◆ **BRIEF**: Spot every line with the word "Efectos" and return it.

◆ **RECORDS SUPPLIED**:
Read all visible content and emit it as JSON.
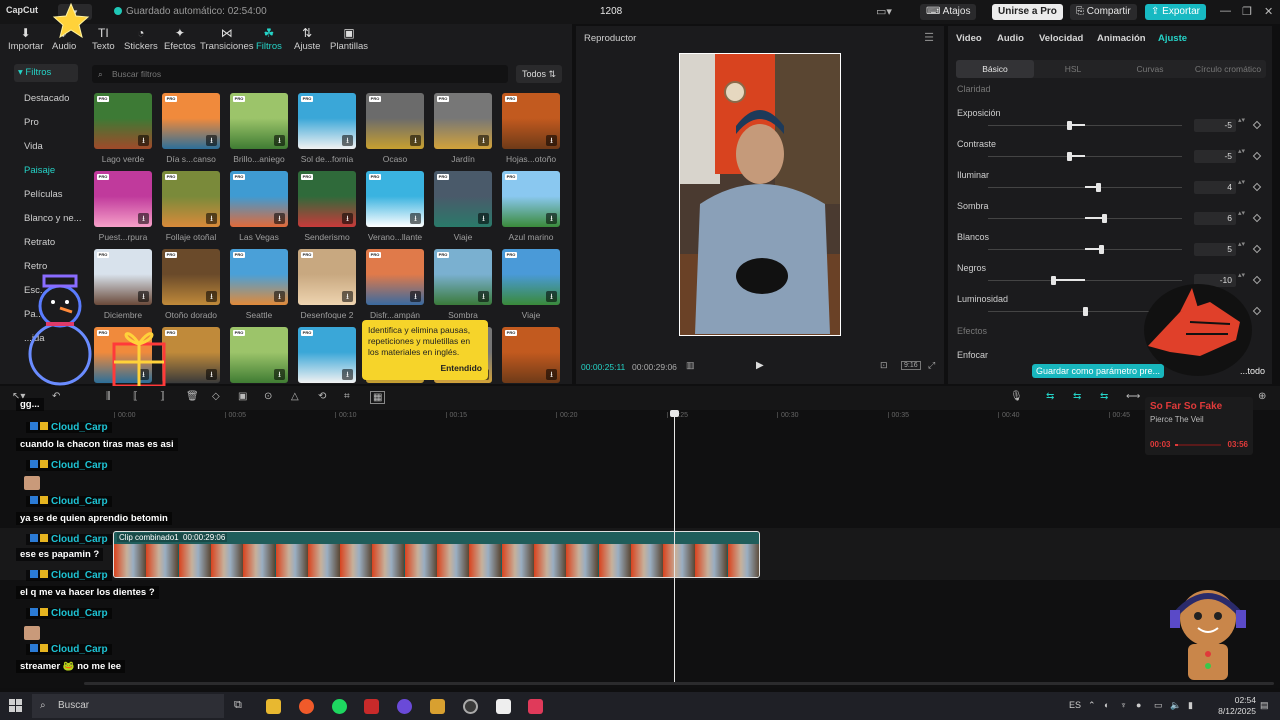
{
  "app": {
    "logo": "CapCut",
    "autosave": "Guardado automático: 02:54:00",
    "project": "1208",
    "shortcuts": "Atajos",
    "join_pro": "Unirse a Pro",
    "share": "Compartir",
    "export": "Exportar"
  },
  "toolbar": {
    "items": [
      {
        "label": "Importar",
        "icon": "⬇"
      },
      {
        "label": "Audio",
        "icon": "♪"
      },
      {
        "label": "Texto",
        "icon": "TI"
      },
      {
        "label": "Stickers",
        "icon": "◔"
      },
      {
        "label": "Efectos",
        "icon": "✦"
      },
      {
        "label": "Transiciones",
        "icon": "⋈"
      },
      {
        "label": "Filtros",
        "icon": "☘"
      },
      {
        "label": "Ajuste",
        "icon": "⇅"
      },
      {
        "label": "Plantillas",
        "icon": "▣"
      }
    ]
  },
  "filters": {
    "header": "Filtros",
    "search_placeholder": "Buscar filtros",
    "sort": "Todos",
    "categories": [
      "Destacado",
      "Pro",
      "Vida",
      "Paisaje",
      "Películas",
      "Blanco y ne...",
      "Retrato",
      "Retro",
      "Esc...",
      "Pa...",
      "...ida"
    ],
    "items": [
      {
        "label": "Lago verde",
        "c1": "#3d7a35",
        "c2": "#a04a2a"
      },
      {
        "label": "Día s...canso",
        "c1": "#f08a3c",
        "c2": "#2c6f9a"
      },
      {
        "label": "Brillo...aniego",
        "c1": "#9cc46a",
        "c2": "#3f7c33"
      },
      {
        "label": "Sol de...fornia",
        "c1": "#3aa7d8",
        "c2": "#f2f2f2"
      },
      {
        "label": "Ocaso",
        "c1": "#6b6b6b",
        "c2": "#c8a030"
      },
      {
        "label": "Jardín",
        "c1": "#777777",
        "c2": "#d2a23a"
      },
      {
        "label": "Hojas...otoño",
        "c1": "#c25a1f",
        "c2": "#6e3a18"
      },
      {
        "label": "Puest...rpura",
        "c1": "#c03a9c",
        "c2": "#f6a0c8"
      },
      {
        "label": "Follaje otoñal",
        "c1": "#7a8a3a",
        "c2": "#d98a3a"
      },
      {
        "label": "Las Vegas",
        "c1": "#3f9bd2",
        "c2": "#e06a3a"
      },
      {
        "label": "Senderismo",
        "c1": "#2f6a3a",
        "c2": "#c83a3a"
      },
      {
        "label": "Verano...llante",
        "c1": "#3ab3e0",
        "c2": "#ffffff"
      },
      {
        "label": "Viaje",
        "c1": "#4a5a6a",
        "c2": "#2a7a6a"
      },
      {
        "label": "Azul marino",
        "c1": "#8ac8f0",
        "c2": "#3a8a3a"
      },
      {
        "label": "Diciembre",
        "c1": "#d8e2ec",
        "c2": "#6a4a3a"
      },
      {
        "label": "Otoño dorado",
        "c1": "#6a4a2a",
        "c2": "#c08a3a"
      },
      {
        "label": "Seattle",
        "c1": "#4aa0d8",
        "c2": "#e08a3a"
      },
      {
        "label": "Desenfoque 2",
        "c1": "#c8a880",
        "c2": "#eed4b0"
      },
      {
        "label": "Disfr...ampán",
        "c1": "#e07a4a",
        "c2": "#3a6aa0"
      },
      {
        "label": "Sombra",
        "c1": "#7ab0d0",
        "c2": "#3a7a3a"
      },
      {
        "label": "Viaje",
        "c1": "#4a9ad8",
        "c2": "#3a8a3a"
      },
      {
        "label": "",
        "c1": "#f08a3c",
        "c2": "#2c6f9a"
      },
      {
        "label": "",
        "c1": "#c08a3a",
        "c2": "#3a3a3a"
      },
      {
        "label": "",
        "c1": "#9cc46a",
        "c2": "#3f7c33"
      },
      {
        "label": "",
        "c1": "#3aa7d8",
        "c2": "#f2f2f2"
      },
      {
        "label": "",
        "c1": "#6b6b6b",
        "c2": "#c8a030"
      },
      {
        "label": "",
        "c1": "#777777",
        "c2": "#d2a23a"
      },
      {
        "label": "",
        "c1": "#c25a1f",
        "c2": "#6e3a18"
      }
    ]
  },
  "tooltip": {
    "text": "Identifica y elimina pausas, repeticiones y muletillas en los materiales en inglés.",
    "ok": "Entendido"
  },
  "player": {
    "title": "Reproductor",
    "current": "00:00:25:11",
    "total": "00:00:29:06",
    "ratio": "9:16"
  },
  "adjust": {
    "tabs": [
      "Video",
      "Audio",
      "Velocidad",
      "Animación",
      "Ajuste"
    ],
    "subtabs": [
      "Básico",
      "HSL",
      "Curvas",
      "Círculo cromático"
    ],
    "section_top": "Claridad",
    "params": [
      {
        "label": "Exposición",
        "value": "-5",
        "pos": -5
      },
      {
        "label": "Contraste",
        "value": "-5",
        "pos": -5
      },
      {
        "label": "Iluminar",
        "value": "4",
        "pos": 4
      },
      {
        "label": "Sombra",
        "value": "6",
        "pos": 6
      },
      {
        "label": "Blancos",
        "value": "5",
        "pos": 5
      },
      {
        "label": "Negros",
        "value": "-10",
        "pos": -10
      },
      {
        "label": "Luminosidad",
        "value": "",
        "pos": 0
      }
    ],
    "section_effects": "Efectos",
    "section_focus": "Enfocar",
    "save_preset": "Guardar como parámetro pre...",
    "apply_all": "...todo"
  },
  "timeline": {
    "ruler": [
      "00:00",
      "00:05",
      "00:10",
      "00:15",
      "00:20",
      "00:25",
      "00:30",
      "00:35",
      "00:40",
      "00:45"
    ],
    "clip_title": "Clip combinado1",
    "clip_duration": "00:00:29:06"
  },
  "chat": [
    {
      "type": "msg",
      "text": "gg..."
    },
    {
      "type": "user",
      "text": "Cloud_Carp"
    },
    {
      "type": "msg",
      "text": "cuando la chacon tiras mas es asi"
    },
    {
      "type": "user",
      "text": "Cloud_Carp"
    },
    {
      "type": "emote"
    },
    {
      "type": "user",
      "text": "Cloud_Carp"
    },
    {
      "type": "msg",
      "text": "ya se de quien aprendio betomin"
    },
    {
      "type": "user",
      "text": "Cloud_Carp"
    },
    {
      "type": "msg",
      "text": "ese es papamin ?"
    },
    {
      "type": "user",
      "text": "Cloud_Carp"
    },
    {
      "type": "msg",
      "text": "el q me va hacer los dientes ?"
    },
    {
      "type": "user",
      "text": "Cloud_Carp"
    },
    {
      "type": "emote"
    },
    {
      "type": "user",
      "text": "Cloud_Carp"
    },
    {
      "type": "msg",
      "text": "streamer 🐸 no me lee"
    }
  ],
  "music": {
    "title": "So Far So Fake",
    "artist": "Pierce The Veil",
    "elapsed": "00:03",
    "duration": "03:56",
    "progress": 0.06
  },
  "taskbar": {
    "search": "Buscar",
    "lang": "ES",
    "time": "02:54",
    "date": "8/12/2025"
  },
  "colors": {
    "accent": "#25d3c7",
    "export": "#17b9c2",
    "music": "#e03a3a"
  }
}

==

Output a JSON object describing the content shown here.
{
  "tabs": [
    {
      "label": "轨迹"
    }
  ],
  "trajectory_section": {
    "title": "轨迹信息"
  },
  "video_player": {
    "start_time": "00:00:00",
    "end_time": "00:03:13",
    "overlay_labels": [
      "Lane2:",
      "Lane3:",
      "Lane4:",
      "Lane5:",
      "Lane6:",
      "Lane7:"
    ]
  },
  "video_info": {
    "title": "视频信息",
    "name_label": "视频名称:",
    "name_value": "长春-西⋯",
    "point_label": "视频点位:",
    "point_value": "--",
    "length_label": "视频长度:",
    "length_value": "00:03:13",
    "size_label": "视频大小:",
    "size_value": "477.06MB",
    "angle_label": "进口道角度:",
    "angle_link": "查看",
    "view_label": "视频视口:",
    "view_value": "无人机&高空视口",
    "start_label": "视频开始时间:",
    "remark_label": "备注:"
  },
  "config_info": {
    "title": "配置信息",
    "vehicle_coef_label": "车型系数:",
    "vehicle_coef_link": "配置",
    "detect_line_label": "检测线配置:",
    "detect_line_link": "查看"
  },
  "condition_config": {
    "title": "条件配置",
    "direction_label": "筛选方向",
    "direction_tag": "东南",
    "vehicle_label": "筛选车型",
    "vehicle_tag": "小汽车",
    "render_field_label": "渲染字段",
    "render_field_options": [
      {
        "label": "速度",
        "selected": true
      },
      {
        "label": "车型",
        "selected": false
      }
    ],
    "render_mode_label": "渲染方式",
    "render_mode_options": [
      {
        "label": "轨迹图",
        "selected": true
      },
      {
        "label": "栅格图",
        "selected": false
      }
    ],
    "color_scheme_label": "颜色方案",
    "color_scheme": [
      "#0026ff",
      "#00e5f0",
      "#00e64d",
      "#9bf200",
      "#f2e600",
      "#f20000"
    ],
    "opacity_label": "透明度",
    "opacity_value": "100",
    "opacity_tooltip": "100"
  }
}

◆ **THE RESPONSE**:
        "label": "Efectos",
    "section_effects": "Efectos",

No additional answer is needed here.